DOCUMENT PASSAGE |

Hello @mann1x This is a very interesting patch that is quite a bit more sophisticated than the current "ith" approach to thread affinity, and has a few other options that would be difficult to achieve with just the --numa numactl flag (in conjunction with the numactl utility, which only works on Linux anyways)
PS: If you have a higher end modern AMD consumer CPU, there's a good chance you can test running in explicit numa mode by setting the "NPS" setting in you BIOS.

Yes, support for Windows should be quite easy as the information is available on CPUSet.
I have a 5950x indeed, it's set to NPS0 right now.
But I will switch to numa aware and develop it for Windows.
Will have to rely on someone else testing on Linux.

I also happen to be working on some CPU core level pinning code as part of a memory locality patch for improving numa performance. I haven't tried to do e-core/p-core selection or automatic thread count, but am using a hash to put threads into the same numa node as the tensors that they are going to be running inference on. The hash is based on the order that the tensor was loaded and attempts to keep thread/core/tensor affinity consistent throughout inference. I think the two patches could probably coexist and provide mutual benefits, but maybe the current location in pthread_create() isn't ideal? In the master branch thread affinity is being set in ggml_graph_compute_thread() with set_numa_thread_affinity(). I see that this is commented out in your branch, effectively disabling numa controls globally. (although I assume that's just for testing) Maybe you could make use of the existing code pathways in set_numa_thread_affinity() in the if (!ggml_is_numa()) code block that executes if the numa flag isn't set? The function naming would become confusing in that case, but it feels to me like the natural place to attempt this work.

DATASET EXTRACT |
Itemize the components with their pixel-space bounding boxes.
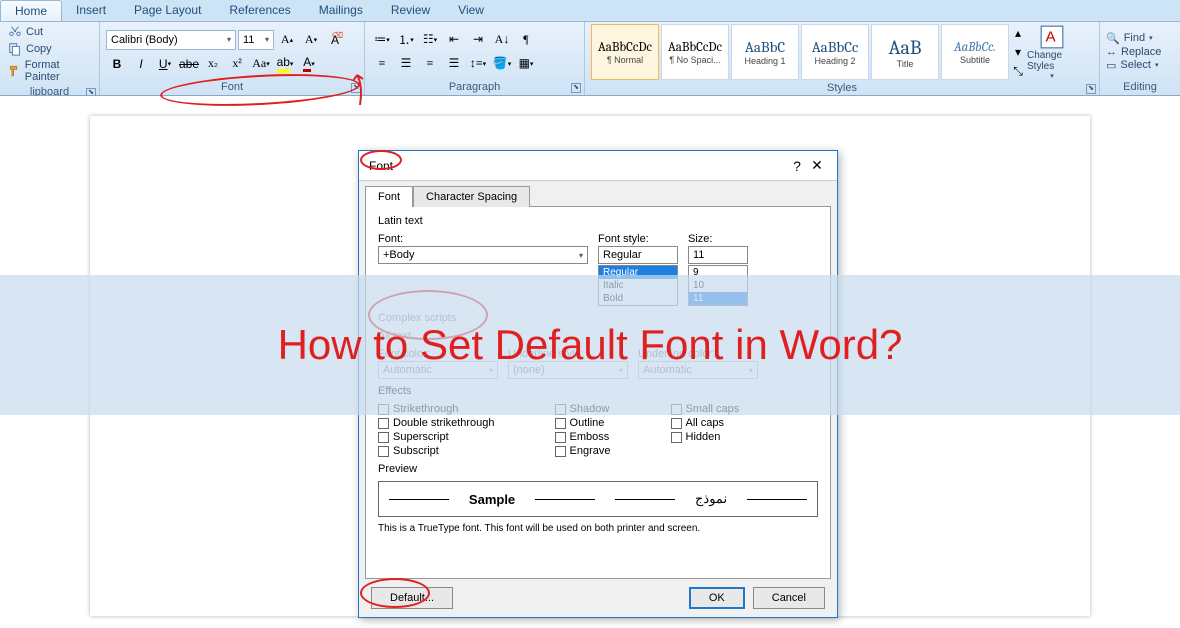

PROBLEMS TO WORK ON |
[1] Decide whether each statement agrees with the thread affinity discussion. Answer yes or no for each, and quote the words of the text that decide it.
(a) The 5950x mentioned in the text is currently set to NPS0.
(b) The numactl utility works on Windows as well as Linux.
(c) The hash used to place threads is based on the order in which the tensor was loaded.
[2] Transcribe the thread affinity discussion from "Yes, support for" to "it for Windows.".
[3] Answer each question from the thread affinity discussion.
(a) Which BIOS setting can be changed to test running in explicit numa mode?
(b) Where is the information needed for Windows support said to be available?
(c) In the master branch, in which function is thread affinity set?

SOLUTIONS BY TASK |
[1]
(a) Yes: "I have a 5950x indeed, it's set to NPS0 right now."
(b) No: "which only works on Linux anyways"
(c) Yes: "The hash is based on the order that the tensor was loaded"

[2]
Yes, support for Windows should be quite easy as the information is available on CPUSet.
I have a 5950x indeed, it's set to NPS0 right now.
But I will switch to numa aware and develop it for Windows.

[3]
(a) The "NPS" setting
(b) On CPUSet
(c) In ggml_graph_compute_thread(), with set_numa_thread_affinity()